Source records:
·····
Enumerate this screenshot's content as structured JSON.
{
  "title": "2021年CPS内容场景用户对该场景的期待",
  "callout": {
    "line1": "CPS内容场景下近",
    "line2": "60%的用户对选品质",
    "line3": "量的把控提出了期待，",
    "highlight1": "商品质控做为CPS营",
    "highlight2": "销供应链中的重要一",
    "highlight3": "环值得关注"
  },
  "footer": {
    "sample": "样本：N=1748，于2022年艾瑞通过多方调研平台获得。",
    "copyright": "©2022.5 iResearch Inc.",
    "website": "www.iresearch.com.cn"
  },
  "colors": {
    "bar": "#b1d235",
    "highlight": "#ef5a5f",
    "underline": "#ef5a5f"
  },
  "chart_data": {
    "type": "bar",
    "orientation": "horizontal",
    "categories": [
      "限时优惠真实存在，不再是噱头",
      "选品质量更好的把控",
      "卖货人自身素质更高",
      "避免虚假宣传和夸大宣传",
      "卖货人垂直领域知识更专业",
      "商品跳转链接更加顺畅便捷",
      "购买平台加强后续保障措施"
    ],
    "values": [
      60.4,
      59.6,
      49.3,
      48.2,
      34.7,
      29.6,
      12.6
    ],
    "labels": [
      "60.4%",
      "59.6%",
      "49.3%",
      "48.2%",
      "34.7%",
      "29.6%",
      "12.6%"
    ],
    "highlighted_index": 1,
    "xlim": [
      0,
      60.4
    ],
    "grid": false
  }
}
·····
» **What the task asks**: Restate each of the entries above verbatim.

» **Correct response**:
Enumerate this screenshot's content as structured JSON.
{
  "title": "2021年CPS内容场景用户对该场景的期待",
  "callout": {
    "line1": "CPS内容场景下近",
    "line2": "60%的用户对选品质",
    "line3": "量的把控提出了期待，",
    "highlight1": "商品质控做为CPS营",
    "highlight2": "销供应链中的重要一",
    "highlight3": "环值得关注"
  },
  "footer": {
    "sample": "样本：N=1748，于2022年艾瑞通过多方调研平台获得。",
    "copyright": "©2022.5 iResearch Inc.",
    "website": "www.iresearch.com.cn"
  },
  "colors": {
    "bar": "#b1d235",
    "highlight": "#ef5a5f",
    "underline": "#ef5a5f"
  },
  "chart_data": {
    "type": "bar",
    "orientation": "horizontal",
    "categories": [
      "限时优惠真实存在，不再是噱头",
      "选品质量更好的把控",
      "卖货人自身素质更高",
      "避免虚假宣传和夸大宣传",
      "卖货人垂直领域知识更专业",
      "商品跳转链接更加顺畅便捷",
      "购买平台加强后续保障措施"
    ],
    "values": [
      60.4,
      59.6,
      49.3,
      48.2,
      34.7,
      29.6,
      12.6
    ],
    "labels": [
      "60.4%",
      "59.6%",
      "49.3%",
      "48.2%",
      "34.7%",
      "29.6%",
      "12.6%"
    ],
    "highlighted_index": 1,
    "xlim": [
      0,
      60.4
    ],
    "grid": false
  }
}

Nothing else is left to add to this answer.